#### [Goal]
Render the lines below as a numbered list, skipping any blank lines and leaving the pictures out.

#### [Data shown]

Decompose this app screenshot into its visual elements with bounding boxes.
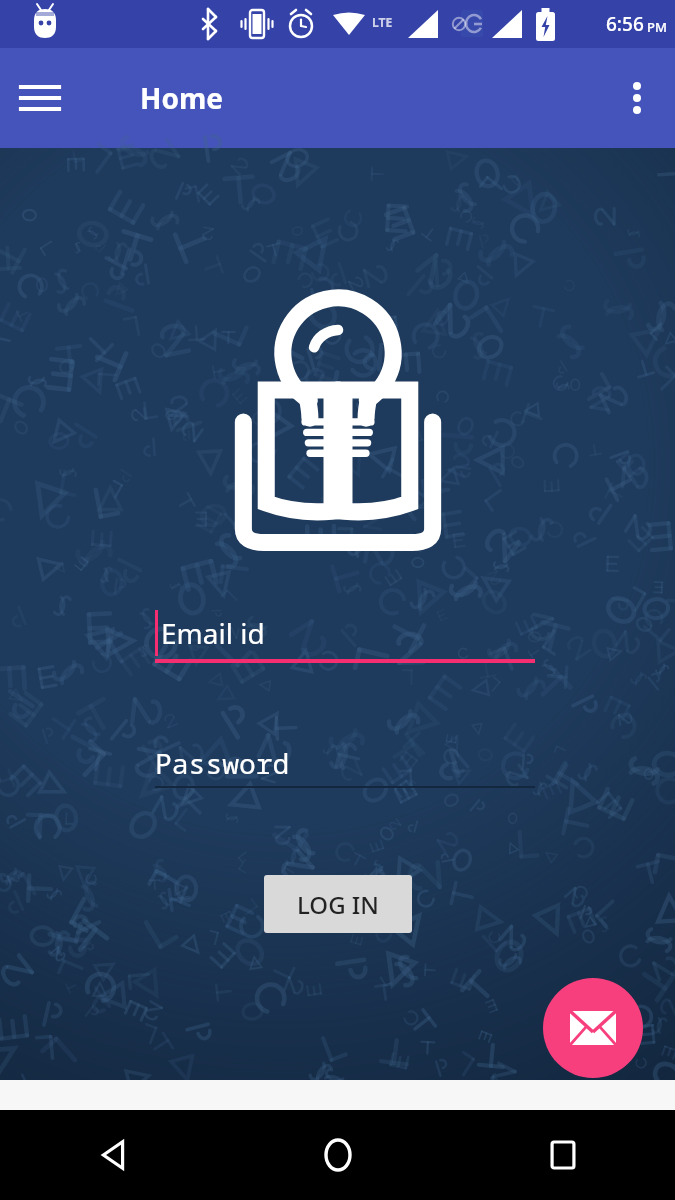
button[interactable]: Back [0, 1110, 225, 1200]
button[interactable]: Email id [155, 610, 535, 663]
staticText: LTE [372, 14, 393, 30]
button[interactable]: Open navigation menu [14, 72, 66, 124]
button[interactable]: Send email [543, 978, 643, 1078]
staticText: 6:56 [606, 11, 644, 37]
button[interactable]: Password [155, 744, 535, 788]
staticText: Email id [161, 614, 265, 652]
button[interactable]: More options [611, 72, 663, 124]
button[interactable]: Home [225, 1110, 450, 1200]
staticText: Home [140, 79, 223, 117]
button[interactable]: LOG IN [264, 875, 412, 933]
staticText: LOG IN [297, 888, 379, 921]
staticText: PM [647, 18, 667, 36]
staticText: Password [155, 744, 290, 782]
button[interactable]: Recent apps [450, 1110, 675, 1200]
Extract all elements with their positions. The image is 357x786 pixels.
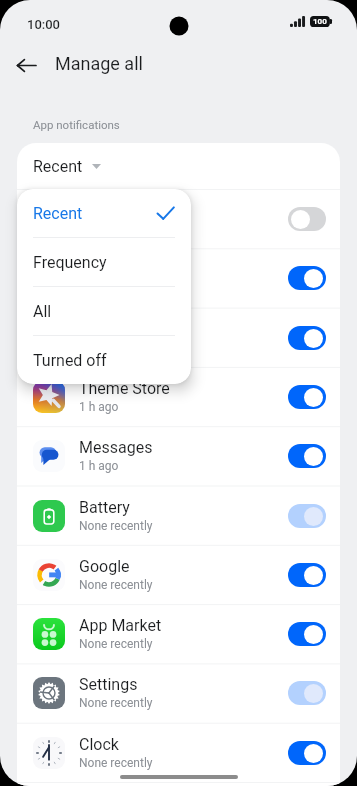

#### [Result of this exercise]
1. Decompose this app screenshot into its visual elements with bounding boxes.
2. button[interactable]: Back [0, 1110, 225, 1200]
3. button[interactable]: Email id [155, 610, 535, 663]
4. staticText: LTE [372, 14, 393, 30]
5. button[interactable]: Open navigation menu [14, 72, 66, 124]
6. button[interactable]: Send email [543, 978, 643, 1078]
7. staticText: 6:56 [606, 11, 644, 37]
8. button[interactable]: Password [155, 744, 535, 788]
9. staticText: Email id [161, 614, 265, 652]
10. button[interactable]: More options [611, 72, 663, 124]
11. button[interactable]: Home [225, 1110, 450, 1200]
12. staticText: Home [140, 79, 223, 117]
13. button[interactable]: LOG IN [264, 875, 412, 933]
14. staticText: LOG IN [297, 888, 379, 921]
15. staticText: PM [647, 18, 667, 36]
16. staticText: Password [155, 744, 290, 782]
17. button[interactable]: Recent apps [450, 1110, 675, 1200]
18. Extract all elements with their positions. The image is 357x786 pixels.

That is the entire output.